■ Short exercise:
Write out every line below that includes the word "välttämättä".

-=-=-=-=-

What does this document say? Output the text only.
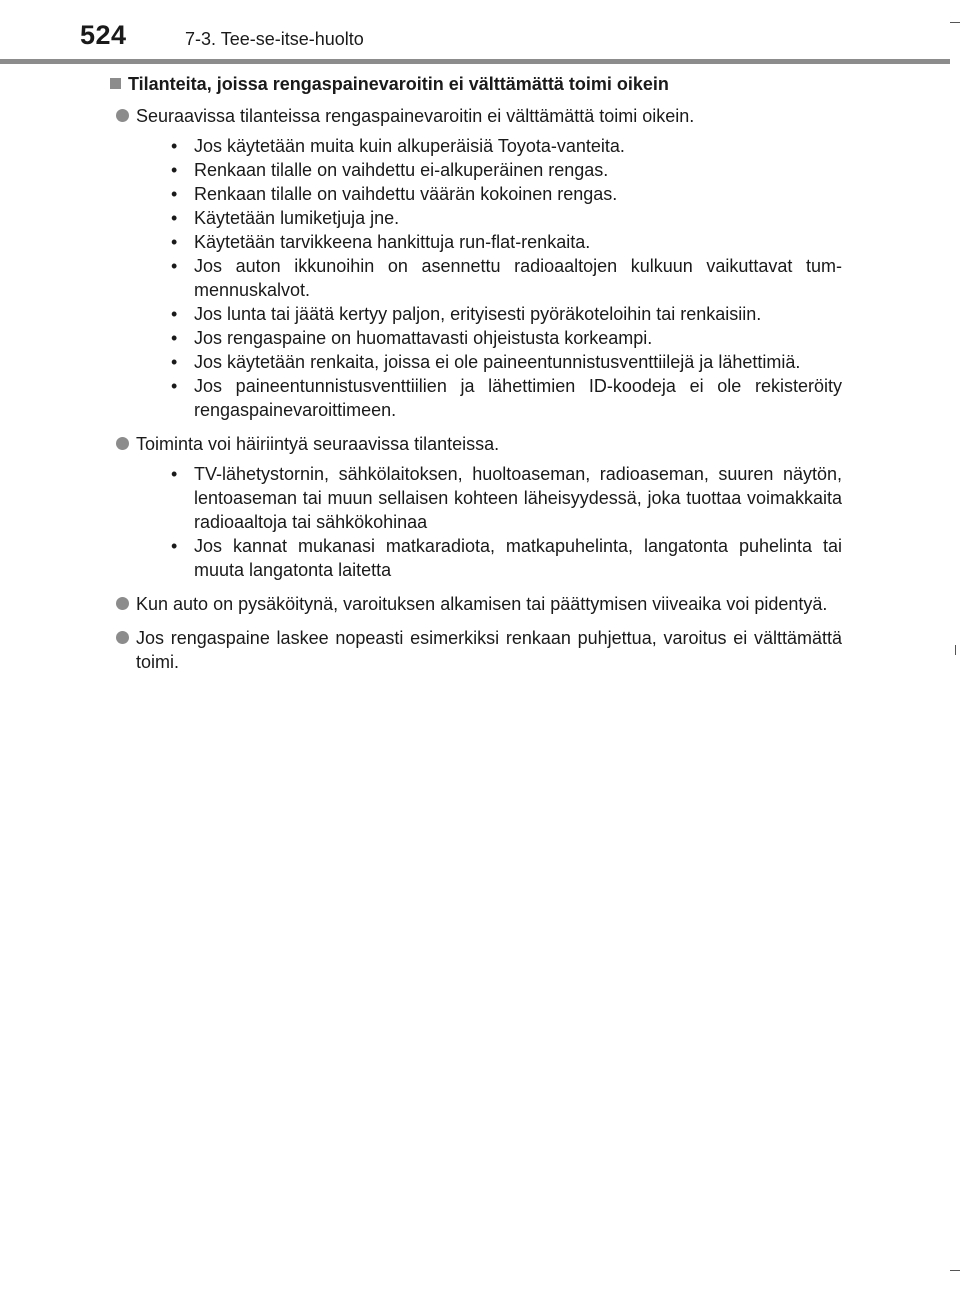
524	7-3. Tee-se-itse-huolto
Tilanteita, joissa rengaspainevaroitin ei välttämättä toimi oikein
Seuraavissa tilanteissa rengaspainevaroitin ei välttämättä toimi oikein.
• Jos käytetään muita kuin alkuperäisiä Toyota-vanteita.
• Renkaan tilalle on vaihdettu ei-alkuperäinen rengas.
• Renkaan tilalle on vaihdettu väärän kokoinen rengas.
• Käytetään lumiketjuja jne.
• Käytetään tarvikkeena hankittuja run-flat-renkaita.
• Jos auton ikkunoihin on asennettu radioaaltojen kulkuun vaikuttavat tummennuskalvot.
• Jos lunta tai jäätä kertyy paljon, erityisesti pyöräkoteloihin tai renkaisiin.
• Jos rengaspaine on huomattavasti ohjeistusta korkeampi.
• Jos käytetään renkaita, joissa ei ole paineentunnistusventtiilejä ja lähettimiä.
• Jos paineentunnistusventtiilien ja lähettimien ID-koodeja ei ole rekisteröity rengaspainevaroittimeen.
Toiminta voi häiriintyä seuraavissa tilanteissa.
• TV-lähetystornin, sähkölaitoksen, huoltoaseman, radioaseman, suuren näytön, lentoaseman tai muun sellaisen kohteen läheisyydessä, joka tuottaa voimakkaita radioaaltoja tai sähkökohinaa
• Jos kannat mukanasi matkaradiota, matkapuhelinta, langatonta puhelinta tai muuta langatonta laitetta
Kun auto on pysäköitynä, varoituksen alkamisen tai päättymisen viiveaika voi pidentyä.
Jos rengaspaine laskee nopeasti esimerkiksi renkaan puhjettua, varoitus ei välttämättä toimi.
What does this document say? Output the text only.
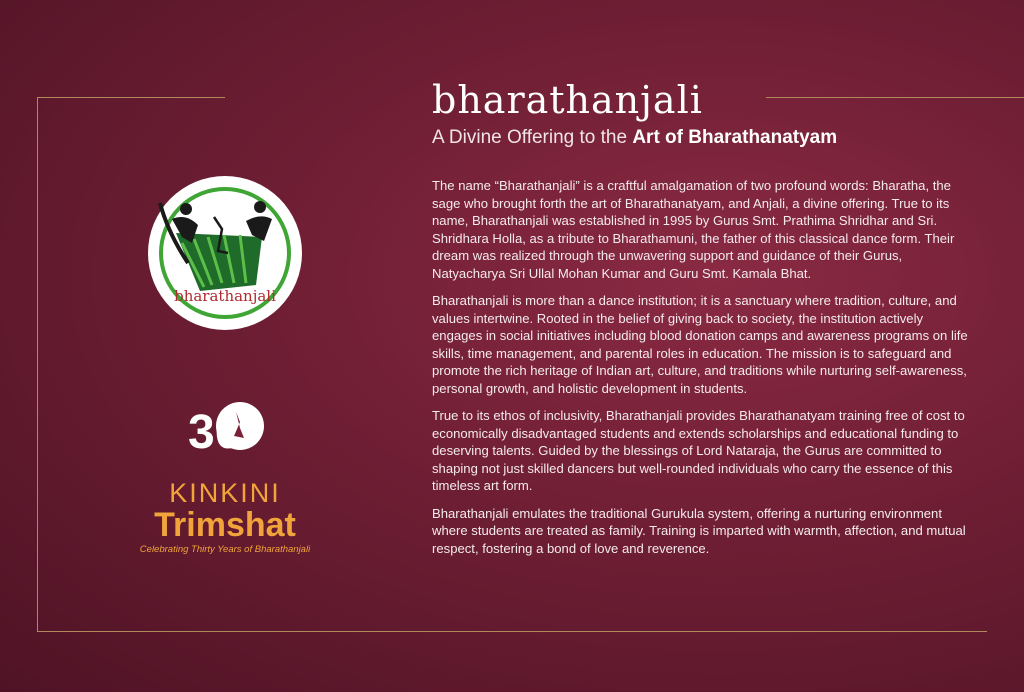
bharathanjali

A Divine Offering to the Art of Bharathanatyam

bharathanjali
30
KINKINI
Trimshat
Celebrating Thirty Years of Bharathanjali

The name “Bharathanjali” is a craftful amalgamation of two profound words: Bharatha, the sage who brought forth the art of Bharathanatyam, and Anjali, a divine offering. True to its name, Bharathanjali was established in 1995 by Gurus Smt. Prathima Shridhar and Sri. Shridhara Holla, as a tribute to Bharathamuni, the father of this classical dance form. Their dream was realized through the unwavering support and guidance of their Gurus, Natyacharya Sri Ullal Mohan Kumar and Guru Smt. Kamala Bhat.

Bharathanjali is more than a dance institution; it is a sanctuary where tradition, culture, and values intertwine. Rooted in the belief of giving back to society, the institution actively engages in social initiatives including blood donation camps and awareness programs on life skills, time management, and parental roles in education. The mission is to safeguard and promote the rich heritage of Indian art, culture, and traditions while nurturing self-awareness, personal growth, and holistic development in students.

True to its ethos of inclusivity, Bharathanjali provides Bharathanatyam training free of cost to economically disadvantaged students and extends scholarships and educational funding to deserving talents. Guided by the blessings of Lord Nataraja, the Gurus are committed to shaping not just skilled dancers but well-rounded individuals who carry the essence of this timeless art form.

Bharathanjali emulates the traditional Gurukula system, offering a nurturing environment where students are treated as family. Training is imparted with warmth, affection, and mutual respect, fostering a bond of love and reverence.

-=-=-=-=-

■ Written solution:
Tilanteita, joissa rengaspainevaroitin ei välttämättä toimi oikein
Seuraavissa tilanteissa rengaspainevaroitin ei välttämättä toimi oikein.
Jos rengaspaine laskee nopeasti esimerkiksi renkaan puhjettua, varoitus ei välttämättä toimi.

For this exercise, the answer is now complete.